Stated exercise → Print, exactly and completely, every entry in the data.

Collected data →
● ● ● ● ●
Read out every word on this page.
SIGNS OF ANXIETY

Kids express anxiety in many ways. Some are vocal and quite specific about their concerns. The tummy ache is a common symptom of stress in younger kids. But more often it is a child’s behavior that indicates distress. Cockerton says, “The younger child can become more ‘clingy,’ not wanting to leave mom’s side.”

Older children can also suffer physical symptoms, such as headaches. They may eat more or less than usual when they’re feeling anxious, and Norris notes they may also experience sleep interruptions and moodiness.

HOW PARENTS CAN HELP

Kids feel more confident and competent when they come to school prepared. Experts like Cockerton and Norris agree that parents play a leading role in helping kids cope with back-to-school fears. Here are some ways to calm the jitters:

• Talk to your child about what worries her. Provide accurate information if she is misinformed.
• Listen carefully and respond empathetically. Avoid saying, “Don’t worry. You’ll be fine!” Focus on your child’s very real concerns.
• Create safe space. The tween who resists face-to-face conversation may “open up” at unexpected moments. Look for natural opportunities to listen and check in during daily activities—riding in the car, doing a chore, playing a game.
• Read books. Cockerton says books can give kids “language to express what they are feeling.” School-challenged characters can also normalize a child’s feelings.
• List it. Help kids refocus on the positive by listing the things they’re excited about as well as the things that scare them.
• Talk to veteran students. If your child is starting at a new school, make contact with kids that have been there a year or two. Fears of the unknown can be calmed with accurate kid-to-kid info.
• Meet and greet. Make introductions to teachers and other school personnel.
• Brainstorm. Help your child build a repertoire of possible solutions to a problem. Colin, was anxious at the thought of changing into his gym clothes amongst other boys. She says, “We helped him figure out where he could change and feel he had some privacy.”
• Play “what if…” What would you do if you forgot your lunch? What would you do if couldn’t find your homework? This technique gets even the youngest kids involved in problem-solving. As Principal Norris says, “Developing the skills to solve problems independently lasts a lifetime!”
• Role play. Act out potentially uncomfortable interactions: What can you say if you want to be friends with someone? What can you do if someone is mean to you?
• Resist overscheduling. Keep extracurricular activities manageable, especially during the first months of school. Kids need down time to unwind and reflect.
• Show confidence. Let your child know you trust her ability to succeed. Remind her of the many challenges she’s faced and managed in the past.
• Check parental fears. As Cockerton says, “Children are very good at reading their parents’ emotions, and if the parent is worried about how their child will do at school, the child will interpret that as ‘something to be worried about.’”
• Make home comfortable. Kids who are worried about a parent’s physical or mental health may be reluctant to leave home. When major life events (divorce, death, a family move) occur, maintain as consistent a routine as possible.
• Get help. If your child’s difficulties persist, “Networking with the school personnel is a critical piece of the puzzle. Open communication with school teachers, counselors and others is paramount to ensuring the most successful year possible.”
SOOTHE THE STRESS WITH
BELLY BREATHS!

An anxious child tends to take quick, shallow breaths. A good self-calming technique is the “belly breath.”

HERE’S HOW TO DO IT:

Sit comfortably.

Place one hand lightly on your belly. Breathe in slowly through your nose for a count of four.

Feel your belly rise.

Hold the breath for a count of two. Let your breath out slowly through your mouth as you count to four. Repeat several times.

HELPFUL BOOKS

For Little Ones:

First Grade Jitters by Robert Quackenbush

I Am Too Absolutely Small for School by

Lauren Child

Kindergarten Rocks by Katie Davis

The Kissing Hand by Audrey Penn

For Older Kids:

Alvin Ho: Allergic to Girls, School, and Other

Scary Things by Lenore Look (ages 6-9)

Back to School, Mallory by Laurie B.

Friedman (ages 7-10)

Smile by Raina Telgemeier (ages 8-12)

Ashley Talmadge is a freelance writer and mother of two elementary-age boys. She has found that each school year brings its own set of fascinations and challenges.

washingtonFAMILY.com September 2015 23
● ● ● ● ●
Solution to this exercise →
Read out every word on this page.
SIGNS OF ANXIETY

Kids express anxiety in many ways. Some are vocal and quite specific about their concerns. The tummy ache is a common symptom of stress in younger kids. But more often it is a child’s behavior that indicates distress. Cockerton says, “The younger child can become more ‘clingy,’ not wanting to leave mom’s side.”

Older children can also suffer physical symptoms, such as headaches. They may eat more or less than usual when they’re feeling anxious, and Norris notes they may also experience sleep interruptions and moodiness.

HOW PARENTS CAN HELP

Kids feel more confident and competent when they come to school prepared. Experts like Cockerton and Norris agree that parents play a leading role in helping kids cope with back-to-school fears. Here are some ways to calm the jitters:

• Talk to your child about what worries her. Provide accurate information if she is misinformed.
• Listen carefully and respond empathetically. Avoid saying, “Don’t worry. You’ll be fine!” Focus on your child’s very real concerns.
• Create safe space. The tween who resists face-to-face conversation may “open up” at unexpected moments. Look for natural opportunities to listen and check in during daily activities—riding in the car, doing a chore, playing a game.
• Read books. Cockerton says books can give kids “language to express what they are feeling.” School-challenged characters can also normalize a child’s feelings.
• List it. Help kids refocus on the positive by listing the things they’re excited about as well as the things that scare them.
• Talk to veteran students. If your child is starting at a new school, make contact with kids that have been there a year or two. Fears of the unknown can be calmed with accurate kid-to-kid info.
• Meet and greet. Make introductions to teachers and other school personnel.
• Brainstorm. Help your child build a repertoire of possible solutions to a problem. Colin, was anxious at the thought of changing into his gym clothes amongst other boys. She says, “We helped him figure out where he could change and feel he had some privacy.”
• Play “what if…” What would you do if you forgot your lunch? What would you do if couldn’t find your homework? This technique gets even the youngest kids involved in problem-solving. As Principal Norris says, “Developing the skills to solve problems independently lasts a lifetime!”
• Role play. Act out potentially uncomfortable interactions: What can you say if you want to be friends with someone? What can you do if someone is mean to you?
• Resist overscheduling. Keep extracurricular activities manageable, especially during the first months of school. Kids need down time to unwind and reflect.
• Show confidence. Let your child know you trust her ability to succeed. Remind her of the many challenges she’s faced and managed in the past.
• Check parental fears. As Cockerton says, “Children are very good at reading their parents’ emotions, and if the parent is worried about how their child will do at school, the child will interpret that as ‘something to be worried about.’”
• Make home comfortable. Kids who are worried about a parent’s physical or mental health may be reluctant to leave home. When major life events (divorce, death, a family move) occur, maintain as consistent a routine as possible.
• Get help. If your child’s difficulties persist, “Networking with the school personnel is a critical piece of the puzzle. Open communication with school teachers, counselors and others is paramount to ensuring the most successful year possible.”
SOOTHE THE STRESS WITH
BELLY BREATHS!

An anxious child tends to take quick, shallow breaths. A good self-calming technique is the “belly breath.”

HERE’S HOW TO DO IT:

Sit comfortably.

Place one hand lightly on your belly. Breathe in slowly through your nose for a count of four.

Feel your belly rise.

Hold the breath for a count of two. Let your breath out slowly through your mouth as you count to four. Repeat several times.

HELPFUL BOOKS

For Little Ones:

First Grade Jitters by Robert Quackenbush

I Am Too Absolutely Small for School by

Lauren Child

Kindergarten Rocks by Katie Davis

The Kissing Hand by Audrey Penn

For Older Kids:

Alvin Ho: Allergic to Girls, School, and Other

Scary Things by Lenore Look (ages 6-9)

Back to School, Mallory by Laurie B.

Friedman (ages 7-10)

Smile by Raina Telgemeier (ages 8-12)

Ashley Talmadge is a freelance writer and mother of two elementary-age boys. She has found that each school year brings its own set of fascinations and challenges.

washingtonFAMILY.com September 2015 23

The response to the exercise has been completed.